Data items
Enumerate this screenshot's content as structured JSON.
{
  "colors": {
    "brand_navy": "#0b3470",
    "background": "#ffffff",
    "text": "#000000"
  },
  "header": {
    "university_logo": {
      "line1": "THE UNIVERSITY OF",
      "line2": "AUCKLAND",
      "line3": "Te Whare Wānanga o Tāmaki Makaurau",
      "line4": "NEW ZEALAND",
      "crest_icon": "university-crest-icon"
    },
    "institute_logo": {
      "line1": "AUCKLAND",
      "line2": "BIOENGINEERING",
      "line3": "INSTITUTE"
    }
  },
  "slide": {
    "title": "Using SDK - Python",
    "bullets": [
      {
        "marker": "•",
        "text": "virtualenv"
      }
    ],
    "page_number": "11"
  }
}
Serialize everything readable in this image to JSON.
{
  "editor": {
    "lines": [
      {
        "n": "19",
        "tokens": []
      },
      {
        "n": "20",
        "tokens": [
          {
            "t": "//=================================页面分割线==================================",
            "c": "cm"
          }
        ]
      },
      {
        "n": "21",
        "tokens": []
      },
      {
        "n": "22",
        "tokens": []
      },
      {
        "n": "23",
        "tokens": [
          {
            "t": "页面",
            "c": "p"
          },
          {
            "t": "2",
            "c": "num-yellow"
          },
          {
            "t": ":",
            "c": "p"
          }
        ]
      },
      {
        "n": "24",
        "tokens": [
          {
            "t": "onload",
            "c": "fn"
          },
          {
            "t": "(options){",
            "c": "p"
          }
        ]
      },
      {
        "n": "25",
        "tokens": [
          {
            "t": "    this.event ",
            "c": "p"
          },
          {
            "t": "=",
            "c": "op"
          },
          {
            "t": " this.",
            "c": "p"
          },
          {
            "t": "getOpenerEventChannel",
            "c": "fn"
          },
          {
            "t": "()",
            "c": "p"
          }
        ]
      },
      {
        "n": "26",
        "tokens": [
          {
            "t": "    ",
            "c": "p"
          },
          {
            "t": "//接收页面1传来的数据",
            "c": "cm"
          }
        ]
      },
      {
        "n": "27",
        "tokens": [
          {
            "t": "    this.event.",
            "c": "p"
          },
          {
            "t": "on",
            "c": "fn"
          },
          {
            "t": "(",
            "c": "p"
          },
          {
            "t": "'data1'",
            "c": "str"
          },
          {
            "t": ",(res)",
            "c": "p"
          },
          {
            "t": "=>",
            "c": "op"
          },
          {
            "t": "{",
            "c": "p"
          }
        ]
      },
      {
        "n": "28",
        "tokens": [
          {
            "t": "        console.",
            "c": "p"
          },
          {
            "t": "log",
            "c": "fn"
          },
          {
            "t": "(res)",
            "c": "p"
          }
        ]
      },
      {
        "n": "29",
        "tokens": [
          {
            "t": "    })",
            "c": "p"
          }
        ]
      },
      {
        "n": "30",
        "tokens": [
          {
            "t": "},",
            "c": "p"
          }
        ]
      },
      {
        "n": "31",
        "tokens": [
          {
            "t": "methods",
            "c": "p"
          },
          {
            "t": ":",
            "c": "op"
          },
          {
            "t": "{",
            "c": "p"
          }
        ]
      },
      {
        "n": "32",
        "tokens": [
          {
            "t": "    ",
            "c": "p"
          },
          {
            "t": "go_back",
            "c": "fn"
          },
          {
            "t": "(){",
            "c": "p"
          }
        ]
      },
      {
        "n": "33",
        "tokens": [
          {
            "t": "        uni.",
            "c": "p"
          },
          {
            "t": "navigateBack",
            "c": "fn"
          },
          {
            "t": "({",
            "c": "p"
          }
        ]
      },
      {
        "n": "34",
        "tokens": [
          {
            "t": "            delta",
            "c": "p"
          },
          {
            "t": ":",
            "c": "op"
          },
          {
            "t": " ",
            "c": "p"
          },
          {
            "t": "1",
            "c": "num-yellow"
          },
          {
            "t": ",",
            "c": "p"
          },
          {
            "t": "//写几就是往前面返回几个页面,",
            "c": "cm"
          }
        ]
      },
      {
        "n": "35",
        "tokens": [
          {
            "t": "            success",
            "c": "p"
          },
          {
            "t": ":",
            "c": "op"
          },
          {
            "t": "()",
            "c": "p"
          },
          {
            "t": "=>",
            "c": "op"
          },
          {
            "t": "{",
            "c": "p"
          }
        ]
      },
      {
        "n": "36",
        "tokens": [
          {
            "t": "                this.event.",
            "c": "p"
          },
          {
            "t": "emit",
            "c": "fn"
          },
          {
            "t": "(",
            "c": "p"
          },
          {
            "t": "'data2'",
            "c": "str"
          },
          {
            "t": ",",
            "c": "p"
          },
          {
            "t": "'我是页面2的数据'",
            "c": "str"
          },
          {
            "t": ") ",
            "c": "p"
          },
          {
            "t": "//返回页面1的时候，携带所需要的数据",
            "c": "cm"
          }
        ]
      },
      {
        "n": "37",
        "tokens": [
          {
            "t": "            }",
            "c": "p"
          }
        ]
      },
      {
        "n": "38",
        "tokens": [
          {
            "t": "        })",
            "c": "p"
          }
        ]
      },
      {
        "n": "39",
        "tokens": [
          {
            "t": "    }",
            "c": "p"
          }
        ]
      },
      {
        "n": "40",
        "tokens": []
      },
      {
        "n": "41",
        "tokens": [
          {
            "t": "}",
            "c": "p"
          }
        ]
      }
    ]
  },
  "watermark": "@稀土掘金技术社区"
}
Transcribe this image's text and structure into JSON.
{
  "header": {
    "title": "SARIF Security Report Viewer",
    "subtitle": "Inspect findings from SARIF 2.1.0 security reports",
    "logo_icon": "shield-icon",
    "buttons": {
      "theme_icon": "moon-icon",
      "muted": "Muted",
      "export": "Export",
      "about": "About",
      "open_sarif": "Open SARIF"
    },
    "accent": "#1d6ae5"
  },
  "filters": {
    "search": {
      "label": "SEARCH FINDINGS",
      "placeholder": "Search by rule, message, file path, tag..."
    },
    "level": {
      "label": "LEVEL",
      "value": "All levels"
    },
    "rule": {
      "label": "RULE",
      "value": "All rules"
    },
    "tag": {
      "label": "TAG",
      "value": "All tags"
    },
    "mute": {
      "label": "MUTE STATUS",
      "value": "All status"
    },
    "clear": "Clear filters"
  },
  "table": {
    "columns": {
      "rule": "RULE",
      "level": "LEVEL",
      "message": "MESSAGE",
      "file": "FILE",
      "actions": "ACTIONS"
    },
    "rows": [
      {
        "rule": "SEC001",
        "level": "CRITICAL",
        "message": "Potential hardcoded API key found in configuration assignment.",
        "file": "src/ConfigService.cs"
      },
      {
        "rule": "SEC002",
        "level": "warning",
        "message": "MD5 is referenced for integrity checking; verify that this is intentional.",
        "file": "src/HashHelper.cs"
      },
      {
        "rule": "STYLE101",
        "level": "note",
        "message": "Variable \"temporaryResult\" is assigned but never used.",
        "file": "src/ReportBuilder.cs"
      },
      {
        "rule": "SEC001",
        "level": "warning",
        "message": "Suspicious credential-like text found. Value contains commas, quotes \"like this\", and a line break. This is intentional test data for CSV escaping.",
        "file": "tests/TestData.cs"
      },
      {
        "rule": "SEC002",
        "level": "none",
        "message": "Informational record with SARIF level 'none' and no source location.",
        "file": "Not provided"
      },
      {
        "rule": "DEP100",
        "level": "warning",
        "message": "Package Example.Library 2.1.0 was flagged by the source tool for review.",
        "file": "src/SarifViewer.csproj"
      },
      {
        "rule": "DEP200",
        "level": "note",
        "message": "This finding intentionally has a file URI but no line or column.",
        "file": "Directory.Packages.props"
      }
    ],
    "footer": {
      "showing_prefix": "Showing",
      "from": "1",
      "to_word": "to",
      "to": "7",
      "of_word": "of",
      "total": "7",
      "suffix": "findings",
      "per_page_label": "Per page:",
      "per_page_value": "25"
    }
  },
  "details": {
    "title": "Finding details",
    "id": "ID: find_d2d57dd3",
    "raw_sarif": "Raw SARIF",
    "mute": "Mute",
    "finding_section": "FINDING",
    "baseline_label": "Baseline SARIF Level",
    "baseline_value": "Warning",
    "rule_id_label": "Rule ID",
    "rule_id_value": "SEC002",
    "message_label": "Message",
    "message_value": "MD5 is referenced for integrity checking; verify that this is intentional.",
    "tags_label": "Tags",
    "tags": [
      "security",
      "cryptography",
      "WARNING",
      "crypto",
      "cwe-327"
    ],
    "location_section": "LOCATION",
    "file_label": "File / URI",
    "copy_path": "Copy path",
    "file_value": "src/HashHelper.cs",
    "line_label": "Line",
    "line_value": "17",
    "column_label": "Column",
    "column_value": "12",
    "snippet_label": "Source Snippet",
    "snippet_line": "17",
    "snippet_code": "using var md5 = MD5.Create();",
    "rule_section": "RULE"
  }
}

WHAT IS EXPECTED - Every line that holds the word "text" counts once; state the total number of such lines and nothing else.

RESULT OF THE EXERCISE - 4